Source data:
* * *

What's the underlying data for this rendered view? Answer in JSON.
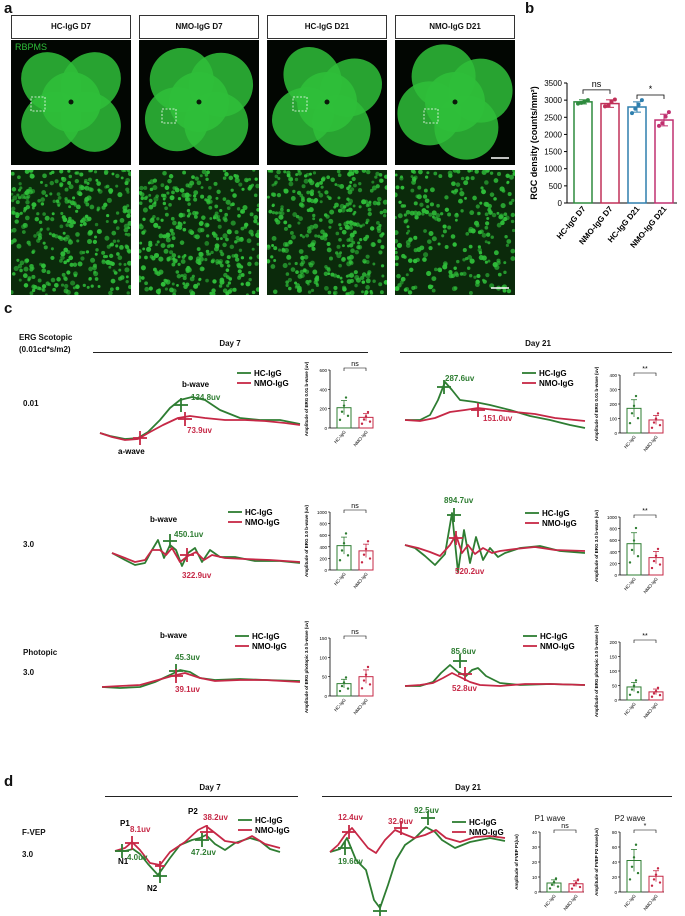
{
  "panel_labels": {
    "a": "a",
    "b": "b",
    "c": "c",
    "d": "d"
  },
  "panel_a": {
    "headers": [
      "HC-IgG D7",
      "NMO-IgG D7",
      "HC-IgG D21",
      "NMO-IgG D21"
    ],
    "stain_label": "RBPMS",
    "colors": {
      "stain": "#2fbf3a",
      "background": "#000000"
    }
  },
  "chart_b": {
    "type": "bar",
    "ylabel": "RGC density (counts/mm²)",
    "categories": [
      "HC-IgG D7",
      "NMO-IgG D7",
      "HC-IgG D21",
      "NMO-IgG D21"
    ],
    "values": [
      2950,
      2900,
      2800,
      2420
    ],
    "errors": [
      60,
      110,
      150,
      170
    ],
    "points": [
      [
        2900,
        2920,
        2960,
        3000
      ],
      [
        2820,
        2840,
        2950,
        3020
      ],
      [
        2620,
        2750,
        2870,
        3000
      ],
      [
        2250,
        2330,
        2520,
        2650
      ]
    ],
    "colors": [
      "#2e8b3e",
      "#c03058",
      "#2f7fae",
      "#c03070"
    ],
    "yticks": [
      "0",
      "500",
      "1000",
      "1500",
      "2000",
      "2500",
      "3000",
      "3500"
    ],
    "ylim": [
      0,
      3500
    ],
    "significance": [
      {
        "between": "HC-IgG D7 vs NMO-IgG D7",
        "label": "ns"
      },
      {
        "between": "HC-IgG D21 vs NMO-IgG D21",
        "label": "*"
      }
    ]
  },
  "panel_c": {
    "condition_title": "ERG Scotopic",
    "condition_unit": "(0.01cd*s/m2)",
    "day_titles": [
      "Day 7",
      "Day 21"
    ],
    "rows": [
      {
        "label": "0.01",
        "wave_label": "b-wave",
        "a_wave_label": "a-wave",
        "d7": {
          "hc": "134.8uv",
          "nmo": "73.9uv"
        },
        "d21": {
          "hc": "287.6uv",
          "nmo": "151.0uv"
        },
        "bar_d7": {
          "ylabel": "Amplitude of ERG 0.01 b-wave (uv)",
          "sig": "ns",
          "yticks": [
            "0",
            "200",
            "400",
            "600"
          ],
          "values": [
            210,
            110
          ],
          "max": 600
        },
        "bar_d21": {
          "ylabel": "Amplitude of ERG 0.01 b-wave (uv)",
          "sig": "**",
          "yticks": [
            "0",
            "100",
            "200",
            "300",
            "400"
          ],
          "values": [
            170,
            90
          ],
          "max": 400
        }
      },
      {
        "label": "3.0",
        "wave_label": "b-wave",
        "d7": {
          "hc": "450.1uv",
          "nmo": "322.9uv"
        },
        "d21": {
          "hc": "894.7uv",
          "nmo": "520.2uv"
        },
        "bar_d7": {
          "ylabel": "Amplitude of ERG 3.0 b-wave (uv)",
          "sig": "ns",
          "yticks": [
            "0",
            "200",
            "400",
            "600",
            "800",
            "1000"
          ],
          "values": [
            420,
            330
          ],
          "max": 1000
        },
        "bar_d21": {
          "ylabel": "Amplitude of ERG 3.0 b-wave (uv)",
          "sig": "**",
          "yticks": [
            "0",
            "200",
            "400",
            "600",
            "800",
            "1000"
          ],
          "values": [
            540,
            300
          ],
          "max": 1000
        }
      },
      {
        "label": "3.0",
        "sub_title": "Photopic",
        "wave_label": "b-wave",
        "d7": {
          "hc": "45.3uv",
          "nmo": "39.1uv"
        },
        "d21": {
          "hc": "85.6uv",
          "nmo": "52.8uv"
        },
        "bar_d7": {
          "ylabel": "Amplitude of ERG photopic 3.0 b-wave (uv)",
          "sig": "ns",
          "yticks": [
            "0",
            "50",
            "100",
            "150"
          ],
          "values": [
            32,
            50
          ],
          "max": 150
        },
        "bar_d21": {
          "ylabel": "Amplitude of ERG photopic 3.0 b-wave (uv)",
          "sig": "**",
          "yticks": [
            "0",
            "50",
            "100",
            "150",
            "200"
          ],
          "values": [
            45,
            28
          ],
          "max": 200
        }
      }
    ]
  },
  "panel_d": {
    "condition_title": "F-VEP",
    "row_label": "3.0",
    "day_titles": [
      "Day 7",
      "Day 21"
    ],
    "peaks_d7": {
      "P1": "P1",
      "N1": "N1",
      "N2": "N2",
      "P2": "P2",
      "nmo_p1": "8.1uv",
      "hc_p1": "4.0uv",
      "nmo_p2": "38.2uv",
      "hc_p2": "47.2uv"
    },
    "peaks_d21": {
      "nmo_p1": "12.4uv",
      "hc_p1": "19.6uv",
      "nmo_p2": "32.0uv",
      "hc_p2": "92.5uv"
    },
    "bar_p1": {
      "title": "P1 wave",
      "ylabel": "Amplitude of FVEP P1(uv)",
      "sig": "ns",
      "yticks": [
        "0",
        "10",
        "20",
        "30",
        "40"
      ],
      "values": [
        6,
        5.5
      ],
      "max": 40
    },
    "bar_p2": {
      "title": "P2 wave",
      "ylabel": "Amplitude of FVEP P2 wave(uv)",
      "sig": "*",
      "yticks": [
        "0",
        "20",
        "40",
        "60",
        "80"
      ],
      "values": [
        42,
        21
      ],
      "max": 80
    }
  },
  "legend": {
    "hc": "HC-IgG",
    "nmo": "NMO-IgG"
  },
  "bar_categories": [
    "HC-IgG",
    "NMO-IgG"
  ],
  "colors": {
    "hc": "#2e7d32",
    "nmo": "#c62846"
  }
}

* * *

Pictures don't belong in the copy. Transcribe every record exactly as it appears.

What's the underlying data for this rendered view? Answer in JSON.
{
  "panel_labels": {
    "a": "a",
    "b": "b",
    "c": "c",
    "d": "d"
  },
  "panel_a": {
    "headers": [
      "HC-IgG D7",
      "NMO-IgG D7",
      "HC-IgG D21",
      "NMO-IgG D21"
    ],
    "stain_label": "RBPMS",
    "colors": {
      "stain": "#2fbf3a",
      "background": "#000000"
    }
  },
  "chart_b": {
    "type": "bar",
    "ylabel": "RGC density (counts/mm²)",
    "categories": [
      "HC-IgG D7",
      "NMO-IgG D7",
      "HC-IgG D21",
      "NMO-IgG D21"
    ],
    "values": [
      2950,
      2900,
      2800,
      2420
    ],
    "errors": [
      60,
      110,
      150,
      170
    ],
    "points": [
      [
        2900,
        2920,
        2960,
        3000
      ],
      [
        2820,
        2840,
        2950,
        3020
      ],
      [
        2620,
        2750,
        2870,
        3000
      ],
      [
        2250,
        2330,
        2520,
        2650
      ]
    ],
    "colors": [
      "#2e8b3e",
      "#c03058",
      "#2f7fae",
      "#c03070"
    ],
    "yticks": [
      "0",
      "500",
      "1000",
      "1500",
      "2000",
      "2500",
      "3000",
      "3500"
    ],
    "ylim": [
      0,
      3500
    ],
    "significance": [
      {
        "between": "HC-IgG D7 vs NMO-IgG D7",
        "label": "ns"
      },
      {
        "between": "HC-IgG D21 vs NMO-IgG D21",
        "label": "*"
      }
    ]
  },
  "panel_c": {
    "condition_title": "ERG Scotopic",
    "condition_unit": "(0.01cd*s/m2)",
    "day_titles": [
      "Day 7",
      "Day 21"
    ],
    "rows": [
      {
        "label": "0.01",
        "wave_label": "b-wave",
        "a_wave_label": "a-wave",
        "d7": {
          "hc": "134.8uv",
          "nmo": "73.9uv"
        },
        "d21": {
          "hc": "287.6uv",
          "nmo": "151.0uv"
        },
        "bar_d7": {
          "ylabel": "Amplitude of ERG 0.01 b-wave (uv)",
          "sig": "ns",
          "yticks": [
            "0",
            "200",
            "400",
            "600"
          ],
          "values": [
            210,
            110
          ],
          "max": 600
        },
        "bar_d21": {
          "ylabel": "Amplitude of ERG 0.01 b-wave (uv)",
          "sig": "**",
          "yticks": [
            "0",
            "100",
            "200",
            "300",
            "400"
          ],
          "values": [
            170,
            90
          ],
          "max": 400
        }
      },
      {
        "label": "3.0",
        "wave_label": "b-wave",
        "d7": {
          "hc": "450.1uv",
          "nmo": "322.9uv"
        },
        "d21": {
          "hc": "894.7uv",
          "nmo": "520.2uv"
        },
        "bar_d7": {
          "ylabel": "Amplitude of ERG 3.0 b-wave (uv)",
          "sig": "ns",
          "yticks": [
            "0",
            "200",
            "400",
            "600",
            "800",
            "1000"
          ],
          "values": [
            420,
            330
          ],
          "max": 1000
        },
        "bar_d21": {
          "ylabel": "Amplitude of ERG 3.0 b-wave (uv)",
          "sig": "**",
          "yticks": [
            "0",
            "200",
            "400",
            "600",
            "800",
            "1000"
          ],
          "values": [
            540,
            300
          ],
          "max": 1000
        }
      },
      {
        "label": "3.0",
        "sub_title": "Photopic",
        "wave_label": "b-wave",
        "d7": {
          "hc": "45.3uv",
          "nmo": "39.1uv"
        },
        "d21": {
          "hc": "85.6uv",
          "nmo": "52.8uv"
        },
        "bar_d7": {
          "ylabel": "Amplitude of ERG photopic 3.0 b-wave (uv)",
          "sig": "ns",
          "yticks": [
            "0",
            "50",
            "100",
            "150"
          ],
          "values": [
            32,
            50
          ],
          "max": 150
        },
        "bar_d21": {
          "ylabel": "Amplitude of ERG photopic 3.0 b-wave (uv)",
          "sig": "**",
          "yticks": [
            "0",
            "50",
            "100",
            "150",
            "200"
          ],
          "values": [
            45,
            28
          ],
          "max": 200
        }
      }
    ]
  },
  "panel_d": {
    "condition_title": "F-VEP",
    "row_label": "3.0",
    "day_titles": [
      "Day 7",
      "Day 21"
    ],
    "peaks_d7": {
      "P1": "P1",
      "N1": "N1",
      "N2": "N2",
      "P2": "P2",
      "nmo_p1": "8.1uv",
      "hc_p1": "4.0uv",
      "nmo_p2": "38.2uv",
      "hc_p2": "47.2uv"
    },
    "peaks_d21": {
      "nmo_p1": "12.4uv",
      "hc_p1": "19.6uv",
      "nmo_p2": "32.0uv",
      "hc_p2": "92.5uv"
    },
    "bar_p1": {
      "title": "P1 wave",
      "ylabel": "Amplitude of FVEP P1(uv)",
      "sig": "ns",
      "yticks": [
        "0",
        "10",
        "20",
        "30",
        "40"
      ],
      "values": [
        6,
        5.5
      ],
      "max": 40
    },
    "bar_p2": {
      "title": "P2 wave",
      "ylabel": "Amplitude of FVEP P2 wave(uv)",
      "sig": "*",
      "yticks": [
        "0",
        "20",
        "40",
        "60",
        "80"
      ],
      "values": [
        42,
        21
      ],
      "max": 80
    }
  },
  "legend": {
    "hc": "HC-IgG",
    "nmo": "NMO-IgG"
  },
  "bar_categories": [
    "HC-IgG",
    "NMO-IgG"
  ],
  "colors": {
    "hc": "#2e7d32",
    "nmo": "#c62846"
  }
}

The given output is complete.